(Stored records)
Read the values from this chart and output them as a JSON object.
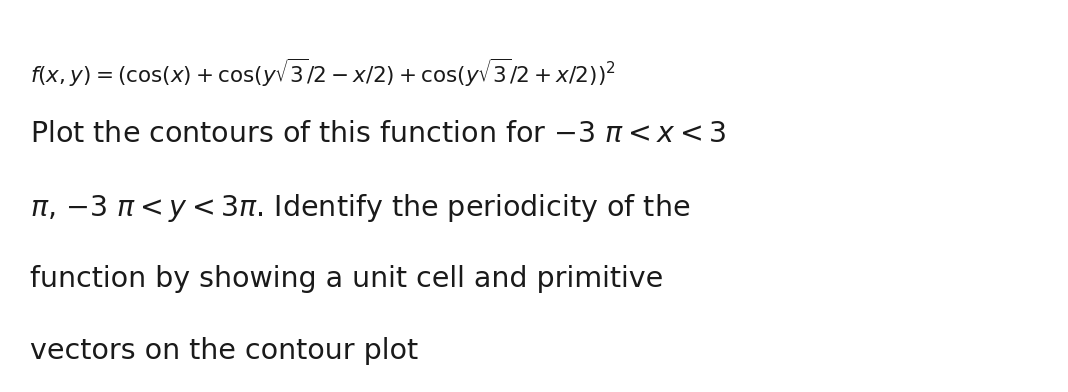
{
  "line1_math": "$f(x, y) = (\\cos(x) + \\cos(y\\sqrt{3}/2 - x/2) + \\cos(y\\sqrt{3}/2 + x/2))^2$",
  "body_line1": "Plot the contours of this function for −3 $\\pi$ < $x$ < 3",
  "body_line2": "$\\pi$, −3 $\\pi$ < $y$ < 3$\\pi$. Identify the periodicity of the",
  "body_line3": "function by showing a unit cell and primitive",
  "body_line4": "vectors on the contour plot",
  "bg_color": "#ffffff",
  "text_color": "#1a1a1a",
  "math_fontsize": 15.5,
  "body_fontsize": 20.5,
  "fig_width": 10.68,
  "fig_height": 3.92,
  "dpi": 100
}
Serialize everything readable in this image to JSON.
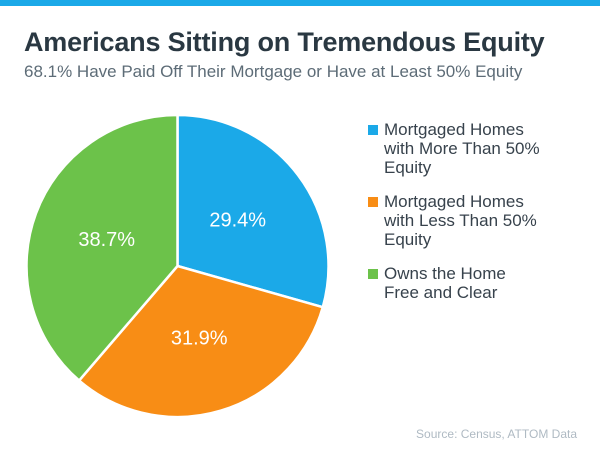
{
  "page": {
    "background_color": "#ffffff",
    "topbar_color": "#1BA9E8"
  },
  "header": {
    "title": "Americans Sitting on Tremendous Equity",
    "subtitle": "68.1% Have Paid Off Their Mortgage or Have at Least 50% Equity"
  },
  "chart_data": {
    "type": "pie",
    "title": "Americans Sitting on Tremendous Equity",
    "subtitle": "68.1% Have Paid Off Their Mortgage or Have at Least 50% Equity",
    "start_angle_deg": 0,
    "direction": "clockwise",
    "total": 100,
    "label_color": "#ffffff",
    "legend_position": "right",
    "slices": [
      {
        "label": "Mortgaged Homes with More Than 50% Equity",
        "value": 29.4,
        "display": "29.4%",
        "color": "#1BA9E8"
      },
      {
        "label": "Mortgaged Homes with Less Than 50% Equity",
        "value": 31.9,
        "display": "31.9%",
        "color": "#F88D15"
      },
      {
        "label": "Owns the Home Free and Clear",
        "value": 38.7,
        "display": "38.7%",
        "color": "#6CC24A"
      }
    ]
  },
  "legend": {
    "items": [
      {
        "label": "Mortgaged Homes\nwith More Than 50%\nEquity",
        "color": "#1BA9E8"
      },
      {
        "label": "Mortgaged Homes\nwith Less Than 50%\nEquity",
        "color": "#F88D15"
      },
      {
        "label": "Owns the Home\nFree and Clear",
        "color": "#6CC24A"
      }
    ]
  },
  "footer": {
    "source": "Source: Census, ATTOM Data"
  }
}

» **Directive**
Transcribe each line above verbatim, with the pictures left out.

» **Response to this exercise**
Read the values from this chart and output them as a JSON object.
{
  "line1_math": "$f(x, y) = (\\cos(x) + \\cos(y\\sqrt{3}/2 - x/2) + \\cos(y\\sqrt{3}/2 + x/2))^2$",
  "body_line1": "Plot the contours of this function for −3 $\\pi$ < $x$ < 3",
  "body_line2": "$\\pi$, −3 $\\pi$ < $y$ < 3$\\pi$. Identify the periodicity of the",
  "body_line3": "function by showing a unit cell and primitive",
  "body_line4": "vectors on the contour plot",
  "bg_color": "#ffffff",
  "text_color": "#1a1a1a",
  "math_fontsize": 15.5,
  "body_fontsize": 20.5,
  "fig_width": 10.68,
  "fig_height": 3.92,
  "dpi": 100
}
Serialize everything readable in this image to JSON.
{
  "page": {
    "background_color": "#ffffff",
    "topbar_color": "#1BA9E8"
  },
  "header": {
    "title": "Americans Sitting on Tremendous Equity",
    "subtitle": "68.1% Have Paid Off Their Mortgage or Have at Least 50% Equity"
  },
  "chart_data": {
    "type": "pie",
    "title": "Americans Sitting on Tremendous Equity",
    "subtitle": "68.1% Have Paid Off Their Mortgage or Have at Least 50% Equity",
    "start_angle_deg": 0,
    "direction": "clockwise",
    "total": 100,
    "label_color": "#ffffff",
    "legend_position": "right",
    "slices": [
      {
        "label": "Mortgaged Homes with More Than 50% Equity",
        "value": 29.4,
        "display": "29.4%",
        "color": "#1BA9E8"
      },
      {
        "label": "Mortgaged Homes with Less Than 50% Equity",
        "value": 31.9,
        "display": "31.9%",
        "color": "#F88D15"
      },
      {
        "label": "Owns the Home Free and Clear",
        "value": 38.7,
        "display": "38.7%",
        "color": "#6CC24A"
      }
    ]
  },
  "legend": {
    "items": [
      {
        "label": "Mortgaged Homes\nwith More Than 50%\nEquity",
        "color": "#1BA9E8"
      },
      {
        "label": "Mortgaged Homes\nwith Less Than 50%\nEquity",
        "color": "#F88D15"
      },
      {
        "label": "Owns the Home\nFree and Clear",
        "color": "#6CC24A"
      }
    ]
  },
  "footer": {
    "source": "Source: Census, ATTOM Data"
  }
}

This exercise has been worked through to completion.